▸ **Your instructions**
Reproduce the records below in full and exactly, without their images.
— Start of Raw records —
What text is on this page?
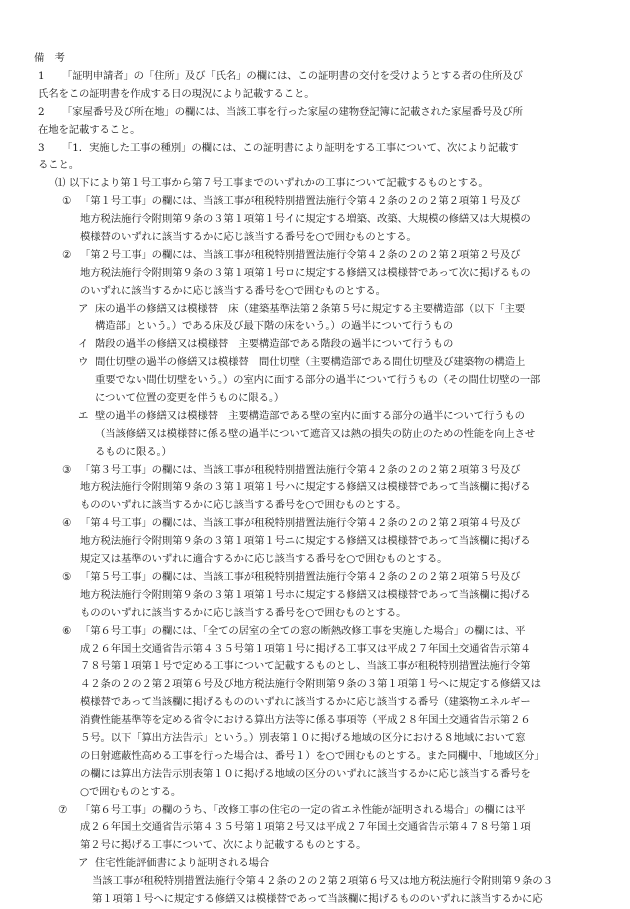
備　考
1 「証明申請者」の「住所」及び「氏名」の欄には、この証明書の交付を受けようとする者の住所及び
氏名をこの証明書を作成する日の現況により記載すること。
2 「家屋番号及び所在地」の欄には、当該工事を行った家屋の建物登記簿に記載された家屋番号及び所
在地を記載すること。
3 「1．実施した工事の種別」の欄には、この証明書により証明をする工事について、次により記載す
ること。
⑴ 以下により第１号工事から第７号工事までのいずれかの工事について記載するものとする。
① 「第１号工事」の欄には、当該工事が租税特別措置法施行令第４２条の２の２第２項第１号及び
地方税法施行令附則第９条の３第１項第１号イに規定する増築、改築、大規模の修繕又は大規模の
模様替のいずれに該当するかに応じ該当する番号を○で囲むものとする。
② 「第２号工事」の欄には、当該工事が租税特別措置法施行令第４２条の２の２第２項第２号及び
地方税法施行令附則第９条の３第１項第１号ロに規定する修繕又は模様替であって次に掲げるもの
のいずれに該当するかに応じ該当する番号を○で囲むものとする。
ア 床の過半の修繕又は模様替　床（建築基準法第２条第５号に規定する主要構造部（以下「主要
構造部」という。）である床及び最下階の床をいう。）の過半について行うもの
イ 階段の過半の修繕又は模様替　主要構造部である階段の過半について行うもの
ウ 間仕切壁の過半の修繕又は模様替　間仕切壁（主要構造部である間仕切壁及び建築物の構造上
重要でない間仕切壁をいう。）の室内に面する部分の過半について行うもの（その間仕切壁の一部
について位置の変更を伴うものに限る。）
エ 壁の過半の修繕又は模様替　主要構造部である壁の室内に面する部分の過半について行うもの
（当該修繕又は模様替に係る壁の過半について遮音又は熱の損失の防止のための性能を向上させ
るものに限る。）
③ 「第３号工事」の欄には、当該工事が租税特別措置法施行令第４２条の２の２第２項第３号及び
地方税法施行令附則第９条の３第１項第１号ハに規定する修繕又は模様替であって当該欄に掲げる
もののいずれに該当するかに応じ該当する番号を○で囲むものとする。
④ 「第４号工事」の欄には、当該工事が租税特別措置法施行令第４２条の２の２第２項第４号及び
地方税法施行令附則第９条の３第１項第１号ニに規定する修繕又は模様替であって当該欄に掲げる
規定又は基準のいずれに適合するかに応じ該当する番号を○で囲むものとする。
⑤ 「第５号工事」の欄には、当該工事が租税特別措置法施行令第４２条の２の２第２項第５号及び
地方税法施行令附則第９条の３第１項第１号ホに規定する修繕又は模様替であって当該欄に掲げる
もののいずれに該当するかに応じ該当する番号を○で囲むものとする。
⑥ 「第６号工事」の欄には、「全ての居室の全ての窓の断熱改修工事を実施した場合」の欄には、平
成２６年国土交通省告示第４３５号第１項第１号に掲げる工事又は平成２７年国土交通省告示第４
７８号第１項第１号で定める工事について記載するものとし、当該工事が租税特別措置法施行令第
４２条の２の２第２項第６号及び地方税法施行令附則第９条の３第１項第１号へに規定する修繕又は
模様替であって当該欄に掲げるもののいずれに該当するかに応じ該当する番号（建築物エネルギー
消費性能基準等を定める省令における算出方法等に係る事項等（平成２８年国土交通省告示第２６
５号。以下「算出方法告示」という。）別表第１０に掲げる地域の区分における８地域において窓
の日射遮蔽性高める工事を行った場合は、番号１）を○で囲むものとする。また同欄中、「地域区分」
の欄には算出方法告示別表第１０に掲げる地域の区分のいずれに該当するかに応じ該当する番号を
○で囲むものとする。
⑦ 「第６号工事」の欄のうち、「改修工事の住宅の一定の省エネ性能が証明される場合」の欄には平
成２６年国土交通省告示第４３５号第１項第２号又は平成２７年国土交通省告示第４７８号第１項
第２号に掲げる工事について、次により記載するものとする。
ア 住宅性能評価書により証明される場合
当該工事が租税特別措置法施行令第４２条の２の２第２項第６号又は地方税法施行令附則第９条の３
第１項第１号へに規定する修繕又は模様替であって当該欄に掲げるもののいずれに該当するかに応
— End of Raw records —
▸ **Reply to the exercise**
What text is on this page?
備　考
1 「証明申請者」の「住所」及び「氏名」の欄には、この証明書の交付を受けようとする者の住所及び
氏名をこの証明書を作成する日の現況により記載すること。
2 「家屋番号及び所在地」の欄には、当該工事を行った家屋の建物登記簿に記載された家屋番号及び所
在地を記載すること。
3 「1．実施した工事の種別」の欄には、この証明書により証明をする工事について、次により記載す
ること。
⑴ 以下により第１号工事から第７号工事までのいずれかの工事について記載するものとする。
① 「第１号工事」の欄には、当該工事が租税特別措置法施行令第４２条の２の２第２項第１号及び
地方税法施行令附則第９条の３第１項第１号イに規定する増築、改築、大規模の修繕又は大規模の
模様替のいずれに該当するかに応じ該当する番号を○で囲むものとする。
② 「第２号工事」の欄には、当該工事が租税特別措置法施行令第４２条の２の２第２項第２号及び
地方税法施行令附則第９条の３第１項第１号ロに規定する修繕又は模様替であって次に掲げるもの
のいずれに該当するかに応じ該当する番号を○で囲むものとする。
ア 床の過半の修繕又は模様替　床（建築基準法第２条第５号に規定する主要構造部（以下「主要
構造部」という。）である床及び最下階の床をいう。）の過半について行うもの
イ 階段の過半の修繕又は模様替　主要構造部である階段の過半について行うもの
ウ 間仕切壁の過半の修繕又は模様替　間仕切壁（主要構造部である間仕切壁及び建築物の構造上
重要でない間仕切壁をいう。）の室内に面する部分の過半について行うもの（その間仕切壁の一部
について位置の変更を伴うものに限る。）
エ 壁の過半の修繕又は模様替　主要構造部である壁の室内に面する部分の過半について行うもの
（当該修繕又は模様替に係る壁の過半について遮音又は熱の損失の防止のための性能を向上させ
るものに限る。）
③ 「第３号工事」の欄には、当該工事が租税特別措置法施行令第４２条の２の２第２項第３号及び
地方税法施行令附則第９条の３第１項第１号ハに規定する修繕又は模様替であって当該欄に掲げる
もののいずれに該当するかに応じ該当する番号を○で囲むものとする。
④ 「第４号工事」の欄には、当該工事が租税特別措置法施行令第４２条の２の２第２項第４号及び
地方税法施行令附則第９条の３第１項第１号ニに規定する修繕又は模様替であって当該欄に掲げる
規定又は基準のいずれに適合するかに応じ該当する番号を○で囲むものとする。
⑤ 「第５号工事」の欄には、当該工事が租税特別措置法施行令第４２条の２の２第２項第５号及び
地方税法施行令附則第９条の３第１項第１号ホに規定する修繕又は模様替であって当該欄に掲げる
もののいずれに該当するかに応じ該当する番号を○で囲むものとする。
⑥ 「第６号工事」の欄には、「全ての居室の全ての窓の断熱改修工事を実施した場合」の欄には、平
成２６年国土交通省告示第４３５号第１項第１号に掲げる工事又は平成２７年国土交通省告示第４
７８号第１項第１号で定める工事について記載するものとし、当該工事が租税特別措置法施行令第
４２条の２の２第２項第６号及び地方税法施行令附則第９条の３第１項第１号へに規定する修繕又は
模様替であって当該欄に掲げるもののいずれに該当するかに応じ該当する番号（建築物エネルギー
消費性能基準等を定める省令における算出方法等に係る事項等（平成２８年国土交通省告示第２６
５号。以下「算出方法告示」という。）別表第１０に掲げる地域の区分における８地域において窓
の日射遮蔽性高める工事を行った場合は、番号１）を○で囲むものとする。また同欄中、「地域区分」
の欄には算出方法告示別表第１０に掲げる地域の区分のいずれに該当するかに応じ該当する番号を
○で囲むものとする。
⑦ 「第６号工事」の欄のうち、「改修工事の住宅の一定の省エネ性能が証明される場合」の欄には平
成２６年国土交通省告示第４３５号第１項第２号又は平成２７年国土交通省告示第４７８号第１項
第２号に掲げる工事について、次により記載するものとする。
ア 住宅性能評価書により証明される場合
当該工事が租税特別措置法施行令第４２条の２の２第２項第６号又は地方税法施行令附則第９条の３
第１項第１号へに規定する修繕又は模様替であって当該欄に掲げるもののいずれに該当するかに応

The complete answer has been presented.